**Exercise goal**
Filter the data below for the string "time" and copy each matching line.

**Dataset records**

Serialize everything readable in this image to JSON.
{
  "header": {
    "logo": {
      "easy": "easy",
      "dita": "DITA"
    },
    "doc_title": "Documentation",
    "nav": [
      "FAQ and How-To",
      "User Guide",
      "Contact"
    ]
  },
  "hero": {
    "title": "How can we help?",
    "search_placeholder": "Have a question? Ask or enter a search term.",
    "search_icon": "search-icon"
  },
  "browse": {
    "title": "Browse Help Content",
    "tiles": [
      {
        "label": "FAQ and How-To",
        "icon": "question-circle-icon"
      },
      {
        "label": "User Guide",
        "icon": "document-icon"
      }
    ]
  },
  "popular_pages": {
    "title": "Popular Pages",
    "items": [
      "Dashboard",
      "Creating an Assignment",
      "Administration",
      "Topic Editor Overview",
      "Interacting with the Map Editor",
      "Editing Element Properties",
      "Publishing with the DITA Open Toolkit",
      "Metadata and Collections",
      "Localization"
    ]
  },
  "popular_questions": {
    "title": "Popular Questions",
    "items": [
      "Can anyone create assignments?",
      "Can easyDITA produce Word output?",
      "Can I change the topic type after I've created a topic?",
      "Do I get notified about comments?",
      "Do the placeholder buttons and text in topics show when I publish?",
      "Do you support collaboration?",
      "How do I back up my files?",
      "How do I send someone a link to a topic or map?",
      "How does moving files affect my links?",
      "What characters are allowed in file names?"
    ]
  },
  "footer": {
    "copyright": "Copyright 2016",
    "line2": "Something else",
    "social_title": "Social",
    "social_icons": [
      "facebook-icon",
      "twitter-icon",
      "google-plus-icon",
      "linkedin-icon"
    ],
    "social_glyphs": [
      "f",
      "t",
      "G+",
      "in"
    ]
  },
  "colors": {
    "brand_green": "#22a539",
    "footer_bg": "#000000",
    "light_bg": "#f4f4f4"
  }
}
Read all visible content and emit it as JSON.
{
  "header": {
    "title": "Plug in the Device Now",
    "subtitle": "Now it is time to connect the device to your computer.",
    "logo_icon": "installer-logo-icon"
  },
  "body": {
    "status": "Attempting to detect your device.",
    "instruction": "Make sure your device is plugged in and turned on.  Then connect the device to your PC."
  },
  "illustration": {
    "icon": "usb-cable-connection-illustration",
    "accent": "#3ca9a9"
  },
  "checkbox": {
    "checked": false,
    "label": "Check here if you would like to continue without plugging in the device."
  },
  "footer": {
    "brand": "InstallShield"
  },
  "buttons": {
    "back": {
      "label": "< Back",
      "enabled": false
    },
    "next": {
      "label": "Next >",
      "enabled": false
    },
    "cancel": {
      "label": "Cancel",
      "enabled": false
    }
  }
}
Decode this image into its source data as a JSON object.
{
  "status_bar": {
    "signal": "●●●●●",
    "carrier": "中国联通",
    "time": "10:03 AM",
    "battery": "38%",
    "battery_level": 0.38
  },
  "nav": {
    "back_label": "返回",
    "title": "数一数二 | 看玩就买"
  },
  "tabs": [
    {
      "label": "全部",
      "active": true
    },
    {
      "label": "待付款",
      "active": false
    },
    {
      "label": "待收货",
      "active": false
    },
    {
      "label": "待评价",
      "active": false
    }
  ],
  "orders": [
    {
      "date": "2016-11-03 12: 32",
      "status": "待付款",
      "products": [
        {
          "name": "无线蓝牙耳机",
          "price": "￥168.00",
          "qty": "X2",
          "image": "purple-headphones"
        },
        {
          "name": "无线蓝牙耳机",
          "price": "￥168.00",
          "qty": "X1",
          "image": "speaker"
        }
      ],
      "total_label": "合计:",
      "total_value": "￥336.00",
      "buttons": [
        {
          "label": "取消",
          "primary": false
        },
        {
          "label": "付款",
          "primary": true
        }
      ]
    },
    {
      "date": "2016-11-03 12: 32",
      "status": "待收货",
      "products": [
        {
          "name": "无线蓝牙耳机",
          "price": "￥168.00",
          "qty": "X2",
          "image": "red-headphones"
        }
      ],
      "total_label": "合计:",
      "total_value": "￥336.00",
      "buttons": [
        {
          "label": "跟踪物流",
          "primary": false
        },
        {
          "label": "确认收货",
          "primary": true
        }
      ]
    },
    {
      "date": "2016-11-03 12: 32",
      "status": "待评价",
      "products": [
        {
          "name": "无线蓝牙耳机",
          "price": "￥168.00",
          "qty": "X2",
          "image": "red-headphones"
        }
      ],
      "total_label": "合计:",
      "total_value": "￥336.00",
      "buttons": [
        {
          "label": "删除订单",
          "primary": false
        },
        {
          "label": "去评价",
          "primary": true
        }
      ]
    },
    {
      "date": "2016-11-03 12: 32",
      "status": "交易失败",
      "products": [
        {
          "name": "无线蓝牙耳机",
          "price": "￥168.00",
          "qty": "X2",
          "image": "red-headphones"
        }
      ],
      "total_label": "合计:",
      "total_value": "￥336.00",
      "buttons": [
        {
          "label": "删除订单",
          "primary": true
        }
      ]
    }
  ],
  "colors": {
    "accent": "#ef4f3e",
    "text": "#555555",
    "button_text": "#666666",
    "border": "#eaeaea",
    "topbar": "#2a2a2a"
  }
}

**Exercise response**
    "subtitle": "Now it is time to connect the device to your computer.",
    "time": "10:03 AM",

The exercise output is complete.